*OBJECTIVE*. In the copy, include every entry exactly but none of the images.

*DATASET ROWS*.
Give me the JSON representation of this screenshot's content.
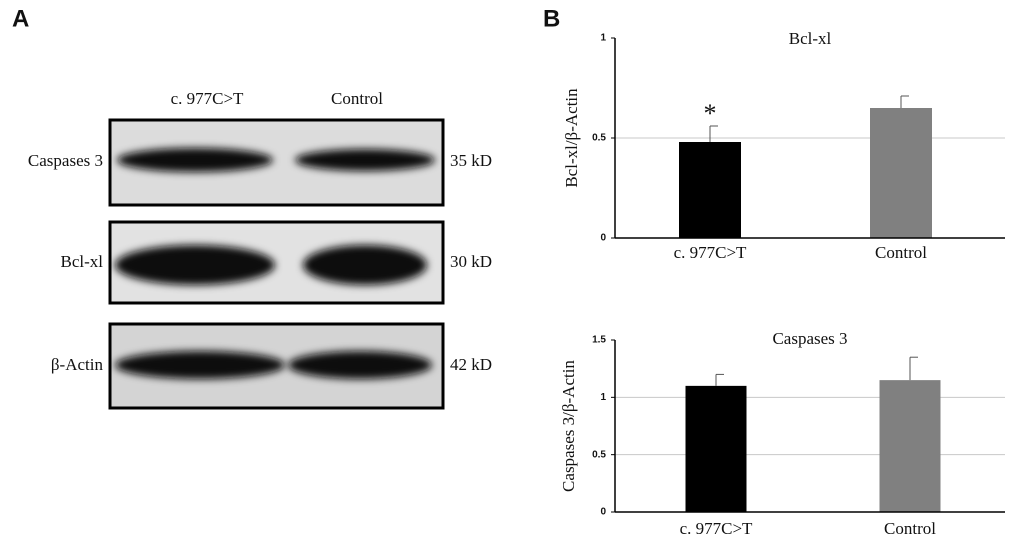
{
  "panel_labels": [
    "A",
    "B"
  ],
  "blot": {
    "columns": [
      "c. 977C>T",
      "Control"
    ],
    "rows": [
      {
        "label": "Caspases 3",
        "size": "35 kD"
      },
      {
        "label": "Bcl-xl",
        "size": "30 kD"
      },
      {
        "label": "β-Actin",
        "size": "42 kD"
      }
    ]
  },
  "chart_data": [
    {
      "type": "bar",
      "title": "Bcl-xl",
      "y_label": "Bcl-xl/β-Actin",
      "categories": [
        "c. 977C>T",
        "Control"
      ],
      "values": [
        0.48,
        0.65
      ],
      "errors": [
        0.08,
        0.06
      ],
      "colors": [
        "#000000",
        "#808080"
      ],
      "ylim": [
        0,
        1
      ],
      "yticks": [
        0,
        0.5,
        1
      ],
      "grid": true,
      "annotation": "*"
    },
    {
      "type": "bar",
      "title": "Caspases 3",
      "y_label": "Caspases 3/β-Actin",
      "categories": [
        "c. 977C>T",
        "Control"
      ],
      "values": [
        1.1,
        1.15
      ],
      "errors": [
        0.1,
        0.2
      ],
      "colors": [
        "#000000",
        "#808080"
      ],
      "ylim": [
        0,
        1.5
      ],
      "yticks": [
        0,
        0.5,
        1,
        1.5
      ],
      "grid": true
    }
  ]
}
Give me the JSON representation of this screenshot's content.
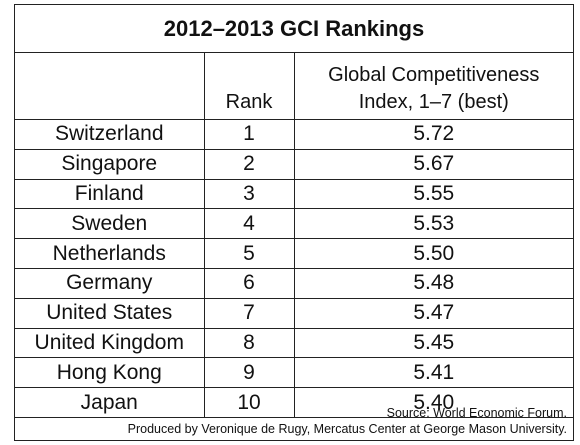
{
  "chart_data": {
    "type": "table",
    "title": "2012–2013 GCI Rankings",
    "columns": [
      "",
      "Rank",
      "Global Competitiveness Index, 1–7 (best)"
    ],
    "header_lines": [
      "Global Competitiveness",
      "Index, 1–7 (best)"
    ],
    "rows": [
      {
        "country": "Switzerland",
        "rank": "1",
        "index": "5.72"
      },
      {
        "country": "Singapore",
        "rank": "2",
        "index": "5.67"
      },
      {
        "country": "Finland",
        "rank": "3",
        "index": "5.55"
      },
      {
        "country": "Sweden",
        "rank": "4",
        "index": "5.53"
      },
      {
        "country": "Netherlands",
        "rank": "5",
        "index": "5.50"
      },
      {
        "country": "Germany",
        "rank": "6",
        "index": "5.48"
      },
      {
        "country": "United States",
        "rank": "7",
        "index": "5.47"
      },
      {
        "country": "United Kingdom",
        "rank": "8",
        "index": "5.45"
      },
      {
        "country": "Hong Kong",
        "rank": "9",
        "index": "5.41"
      },
      {
        "country": "Japan",
        "rank": "10",
        "index": "5.40"
      }
    ],
    "source": "Source: World Economic Forum.",
    "credit": "Produced by Veronique de Rugy, Mercatus Center at George Mason University."
  }
}
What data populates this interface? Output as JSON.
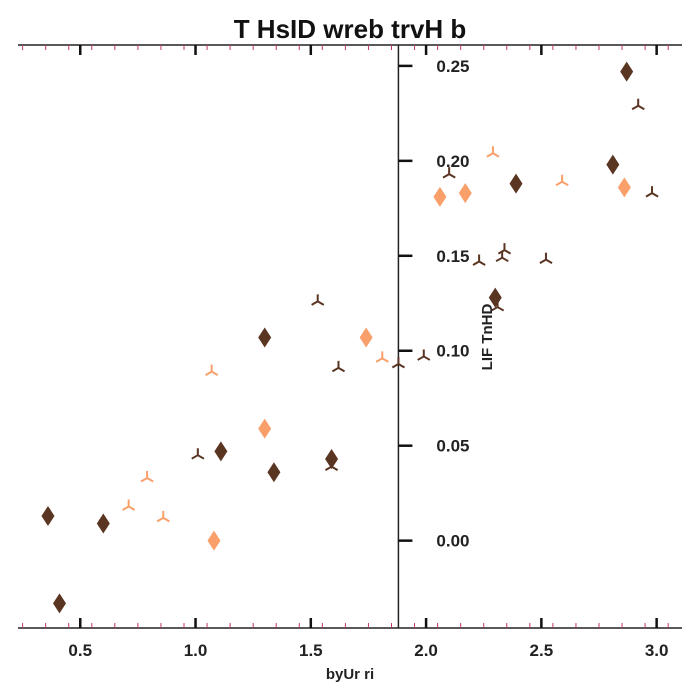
{
  "chart_data": {
    "type": "scatter",
    "title": "T HsID wreb  trvH b",
    "xlabel": "byUr ri",
    "ylabel": "LIF TnHD",
    "xlim": [
      0.23,
      3.11
    ],
    "ylim": [
      -0.046,
      0.261
    ],
    "x_ticks": [
      0.5,
      1.0,
      1.5,
      2.0,
      2.5,
      3.0
    ],
    "x_tick_labels": [
      "0.5",
      "1.0",
      "1.5",
      "2.0",
      "2.5",
      "3.0"
    ],
    "y_ticks": [
      0.0,
      0.05,
      0.1,
      0.15,
      0.2,
      0.25
    ],
    "y_tick_labels": [
      "0.00",
      "0.05",
      "0.10",
      "0.15",
      "0.20",
      "0.25"
    ],
    "y_axis_at_x": 1.88,
    "grid": false,
    "colors": {
      "dark": "#5a3522",
      "light": "#f9a06a",
      "minor_tick": "#c0395a"
    },
    "series": [
      {
        "marker": "diamond",
        "color": "#5a3522",
        "points": [
          [
            0.36,
            0.013
          ],
          [
            0.41,
            -0.033
          ],
          [
            0.6,
            0.009
          ],
          [
            1.11,
            0.047
          ],
          [
            1.3,
            0.107
          ],
          [
            1.34,
            0.036
          ],
          [
            1.59,
            0.043
          ],
          [
            2.3,
            0.128
          ],
          [
            2.39,
            0.188
          ],
          [
            2.81,
            0.198
          ],
          [
            2.87,
            0.247
          ]
        ]
      },
      {
        "marker": "diamond",
        "color": "#f9a06a",
        "points": [
          [
            1.08,
            0.0
          ],
          [
            1.3,
            0.059
          ],
          [
            1.74,
            0.107
          ],
          [
            2.06,
            0.181
          ],
          [
            2.17,
            0.183
          ],
          [
            2.86,
            0.186
          ]
        ]
      },
      {
        "marker": "tri",
        "color": "#5a3522",
        "points": [
          [
            1.01,
            0.045
          ],
          [
            1.53,
            0.126
          ],
          [
            1.59,
            0.039
          ],
          [
            1.62,
            0.091
          ],
          [
            1.88,
            0.093
          ],
          [
            1.99,
            0.097
          ],
          [
            2.1,
            0.193
          ],
          [
            2.23,
            0.147
          ],
          [
            2.31,
            0.123
          ],
          [
            2.33,
            0.149
          ],
          [
            2.34,
            0.153
          ],
          [
            2.52,
            0.148
          ],
          [
            2.92,
            0.229
          ],
          [
            2.98,
            0.183
          ]
        ]
      },
      {
        "marker": "tri",
        "color": "#f9a06a",
        "points": [
          [
            0.71,
            0.018
          ],
          [
            0.79,
            0.033
          ],
          [
            0.86,
            0.012
          ],
          [
            1.07,
            0.089
          ],
          [
            1.81,
            0.096
          ],
          [
            2.29,
            0.204
          ],
          [
            2.59,
            0.189
          ]
        ]
      }
    ]
  }
}
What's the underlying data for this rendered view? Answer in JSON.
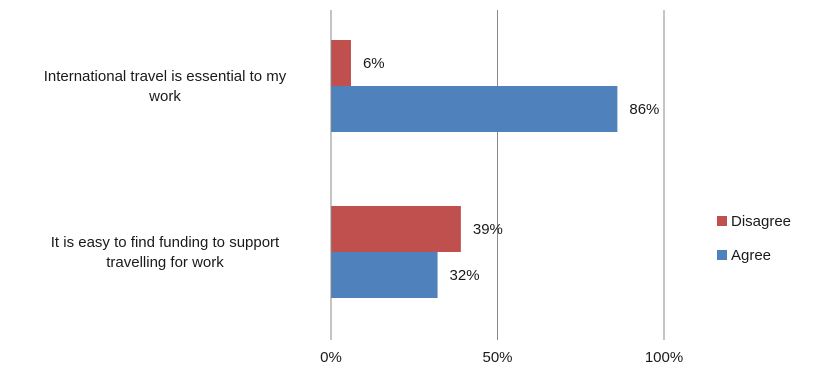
{
  "chart_data": {
    "type": "bar",
    "orientation": "horizontal",
    "categories": [
      [
        "International travel is essential to my",
        "work"
      ],
      [
        "It is easy to find funding to support",
        "travelling for work"
      ]
    ],
    "series": [
      {
        "name": "Disagree",
        "values": [
          6,
          39
        ],
        "labels": [
          "6%",
          "39%"
        ],
        "color": "#C0504D"
      },
      {
        "name": "Agree",
        "values": [
          86,
          32
        ],
        "labels": [
          "86%",
          "32%"
        ],
        "color": "#4F81BD"
      }
    ],
    "xlim": [
      0,
      100
    ],
    "ticks": [
      {
        "value": 0,
        "label": "0%"
      },
      {
        "value": 50,
        "label": "50%"
      },
      {
        "value": 100,
        "label": "100%"
      }
    ],
    "grid": true,
    "legend_position": "right",
    "legend_order": [
      0,
      1
    ]
  }
}
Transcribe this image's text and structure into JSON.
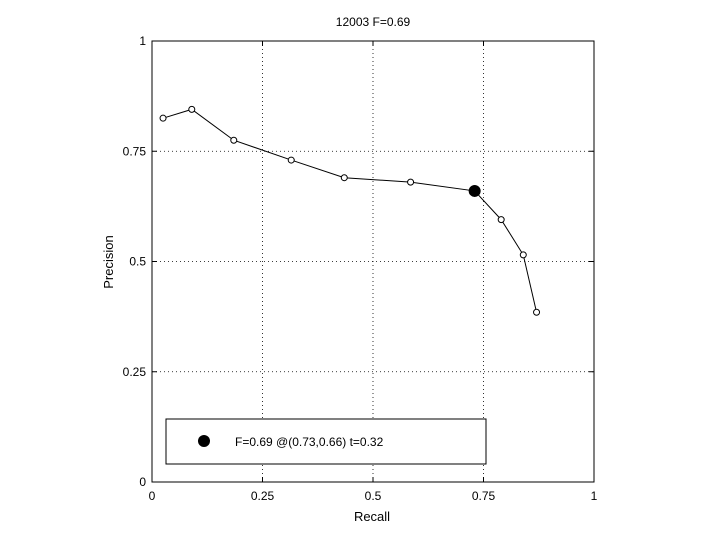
{
  "chart_data": {
    "type": "line",
    "title": "12003 F=0.69",
    "xlabel": "Recall",
    "ylabel": "Precision",
    "xlim": [
      0,
      1
    ],
    "ylim": [
      0,
      1
    ],
    "xticks": [
      0,
      0.25,
      0.5,
      0.75,
      1
    ],
    "yticks": [
      0,
      0.25,
      0.5,
      0.75,
      1
    ],
    "xtick_labels": [
      "0",
      "0.25",
      "0.5",
      "0.75",
      "1"
    ],
    "ytick_labels": [
      "0",
      "0.25",
      "0.5",
      "0.75",
      "1"
    ],
    "grid": true,
    "series": [
      {
        "x": [
          0.025,
          0.09,
          0.185,
          0.315,
          0.435,
          0.585,
          0.73,
          0.79,
          0.84,
          0.87
        ],
        "y": [
          0.825,
          0.845,
          0.775,
          0.73,
          0.69,
          0.68,
          0.66,
          0.595,
          0.515,
          0.385
        ]
      }
    ],
    "highlight_point": {
      "x": 0.73,
      "y": 0.66
    },
    "legend": {
      "position": "bottom-left",
      "entry": "F=0.69 @(0.73,0.66) t=0.32"
    }
  }
}
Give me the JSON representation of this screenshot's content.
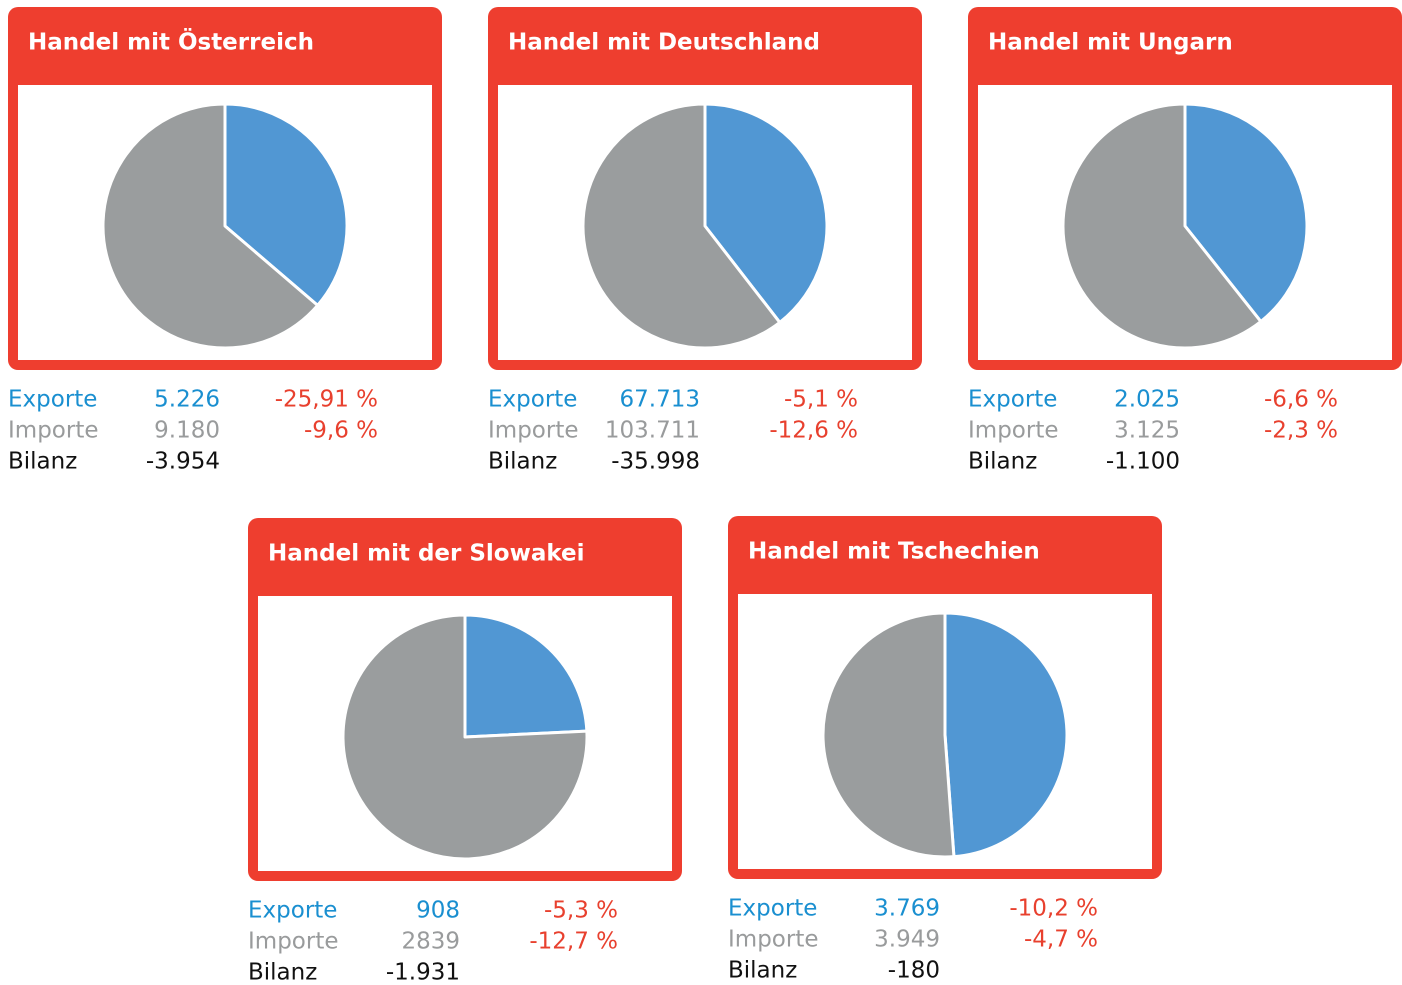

*SOLUTION BELOW*.
Give me the JSON representation of this screenshot's content.
{
  "panel_labels": [
    "A",
    "B"
  ],
  "blot": {
    "columns": [
      "c. 977C>T",
      "Control"
    ],
    "rows": [
      {
        "label": "Caspases 3",
        "size": "35 kD"
      },
      {
        "label": "Bcl-xl",
        "size": "30 kD"
      },
      {
        "label": "β-Actin",
        "size": "42 kD"
      }
    ]
  },
  "chart_data": [
    {
      "type": "bar",
      "title": "Bcl-xl",
      "y_label": "Bcl-xl/β-Actin",
      "categories": [
        "c. 977C>T",
        "Control"
      ],
      "values": [
        0.48,
        0.65
      ],
      "errors": [
        0.08,
        0.06
      ],
      "colors": [
        "#000000",
        "#808080"
      ],
      "ylim": [
        0,
        1
      ],
      "yticks": [
        0,
        0.5,
        1
      ],
      "grid": true,
      "annotation": "*"
    },
    {
      "type": "bar",
      "title": "Caspases 3",
      "y_label": "Caspases 3/β-Actin",
      "categories": [
        "c. 977C>T",
        "Control"
      ],
      "values": [
        1.1,
        1.15
      ],
      "errors": [
        0.1,
        0.2
      ],
      "colors": [
        "#000000",
        "#808080"
      ],
      "ylim": [
        0,
        1.5
      ],
      "yticks": [
        0,
        0.5,
        1,
        1.5
      ],
      "grid": true
    }
  ]
}
Give me the JSON representation of this screenshot's content.
{
  "chart_data": {
    "type": "table",
    "title": "2012–2013 GCI Rankings",
    "columns": [
      "",
      "Rank",
      "Global Competitiveness Index, 1–7 (best)"
    ],
    "header_lines": [
      "Global Competitiveness",
      "Index, 1–7 (best)"
    ],
    "rows": [
      {
        "country": "Switzerland",
        "rank": "1",
        "index": "5.72"
      },
      {
        "country": "Singapore",
        "rank": "2",
        "index": "5.67"
      },
      {
        "country": "Finland",
        "rank": "3",
        "index": "5.55"
      },
      {
        "country": "Sweden",
        "rank": "4",
        "index": "5.53"
      },
      {
        "country": "Netherlands",
        "rank": "5",
        "index": "5.50"
      },
      {
        "country": "Germany",
        "rank": "6",
        "index": "5.48"
      },
      {
        "country": "United States",
        "rank": "7",
        "index": "5.47"
      },
      {
        "country": "United Kingdom",
        "rank": "8",
        "index": "5.45"
      },
      {
        "country": "Hong Kong",
        "rank": "9",
        "index": "5.41"
      },
      {
        "country": "Japan",
        "rank": "10",
        "index": "5.40"
      }
    ],
    "source": "Source: World Economic Forum.",
    "credit": "Produced by Veronique de Rugy, Mercatus Center at George Mason University."
  }
}
What data populates this interface? Output as JSON.
{
  "chart_data": {
    "type": "scatter",
    "title": "T HsID wreb  trvH b",
    "xlabel": "byUr ri",
    "ylabel": "LIF TnHD",
    "xlim": [
      0.23,
      3.11
    ],
    "ylim": [
      -0.046,
      0.261
    ],
    "x_ticks": [
      0.5,
      1.0,
      1.5,
      2.0,
      2.5,
      3.0
    ],
    "x_tick_labels": [
      "0.5",
      "1.0",
      "1.5",
      "2.0",
      "2.5",
      "3.0"
    ],
    "y_ticks": [
      0.0,
      0.05,
      0.1,
      0.15,
      0.2,
      0.25
    ],
    "y_tick_labels": [
      "0.00",
      "0.05",
      "0.10",
      "0.15",
      "0.20",
      "0.25"
    ],
    "y_axis_at_x": 1.88,
    "grid": false,
    "colors": {
      "dark": "#5a3522",
      "light": "#f9a06a",
      "minor_tick": "#c0395a"
    },
    "series": [
      {
        "marker": "diamond",
        "color": "#5a3522",
        "points": [
          [
            0.36,
            0.013
          ],
          [
            0.41,
            -0.033
          ],
          [
            0.6,
            0.009
          ],
          [
            1.11,
            0.047
          ],
          [
            1.3,
            0.107
          ],
          [
            1.34,
            0.036
          ],
          [
            1.59,
            0.043
          ],
          [
            2.3,
            0.128
          ],
          [
            2.39,
            0.188
          ],
          [
            2.81,
            0.198
          ],
          [
            2.87,
            0.247
          ]
        ]
      },
      {
        "marker": "diamond",
        "color": "#f9a06a",
        "points": [
          [
            1.08,
            0.0
          ],
          [
            1.3,
            0.059
          ],
          [
            1.74,
            0.107
          ],
          [
            2.06,
            0.181
          ],
          [
            2.17,
            0.183
          ],
          [
            2.86,
            0.186
          ]
        ]
      },
      {
        "marker": "tri",
        "color": "#5a3522",
        "points": [
          [
            1.01,
            0.045
          ],
          [
            1.53,
            0.126
          ],
          [
            1.59,
            0.039
          ],
          [
            1.62,
            0.091
          ],
          [
            1.88,
            0.093
          ],
          [
            1.99,
            0.097
          ],
          [
            2.1,
            0.193
          ],
          [
            2.23,
            0.147
          ],
          [
            2.31,
            0.123
          ],
          [
            2.33,
            0.149
          ],
          [
            2.34,
            0.153
          ],
          [
            2.52,
            0.148
          ],
          [
            2.92,
            0.229
          ],
          [
            2.98,
            0.183
          ]
        ]
      },
      {
        "marker": "tri",
        "color": "#f9a06a",
        "points": [
          [
            0.71,
            0.018
          ],
          [
            0.79,
            0.033
          ],
          [
            0.86,
            0.012
          ],
          [
            1.07,
            0.089
          ],
          [
            1.81,
            0.096
          ],
          [
            2.29,
            0.204
          ],
          [
            2.59,
            0.189
          ]
        ]
      }
    ]
  }
}
What's the underlying data for this rendered view? Answer in JSON.
{
  "chart_data": {
    "type": "bar",
    "orientation": "horizontal",
    "categories": [
      [
        "International travel is essential to my",
        "work"
      ],
      [
        "It is easy to find funding to support",
        "travelling for work"
      ]
    ],
    "series": [
      {
        "name": "Disagree",
        "values": [
          6,
          39
        ],
        "labels": [
          "6%",
          "39%"
        ],
        "color": "#C0504D"
      },
      {
        "name": "Agree",
        "values": [
          86,
          32
        ],
        "labels": [
          "86%",
          "32%"
        ],
        "color": "#4F81BD"
      }
    ],
    "xlim": [
      0,
      100
    ],
    "ticks": [
      {
        "value": 0,
        "label": "0%"
      },
      {
        "value": 50,
        "label": "50%"
      },
      {
        "value": 100,
        "label": "100%"
      }
    ],
    "grid": true,
    "legend_position": "right",
    "legend_order": [
      0,
      1
    ]
  }
}
Transcribe this image's text and structure into JSON.
{
  "chart_data": {
    "type": "line",
    "title": "12003 F=0.69",
    "xlabel": "Recall",
    "ylabel": "Precision",
    "xlim": [
      0,
      1
    ],
    "ylim": [
      0,
      1
    ],
    "xticks": [
      0,
      0.25,
      0.5,
      0.75,
      1
    ],
    "yticks": [
      0,
      0.25,
      0.5,
      0.75,
      1
    ],
    "xtick_labels": [
      "0",
      "0.25",
      "0.5",
      "0.75",
      "1"
    ],
    "ytick_labels": [
      "0",
      "0.25",
      "0.5",
      "0.75",
      "1"
    ],
    "grid": true,
    "series": [
      {
        "x": [
          0.025,
          0.09,
          0.185,
          0.315,
          0.435,
          0.585,
          0.73,
          0.79,
          0.84,
          0.87
        ],
        "y": [
          0.825,
          0.845,
          0.775,
          0.73,
          0.69,
          0.68,
          0.66,
          0.595,
          0.515,
          0.385
        ]
      }
    ],
    "highlight_point": {
      "x": 0.73,
      "y": 0.66
    },
    "legend": {
      "position": "bottom-left",
      "entry": "F=0.69 @(0.73,0.66) t=0.32"
    }
  }
}
Give me the JSON representation of this screenshot's content.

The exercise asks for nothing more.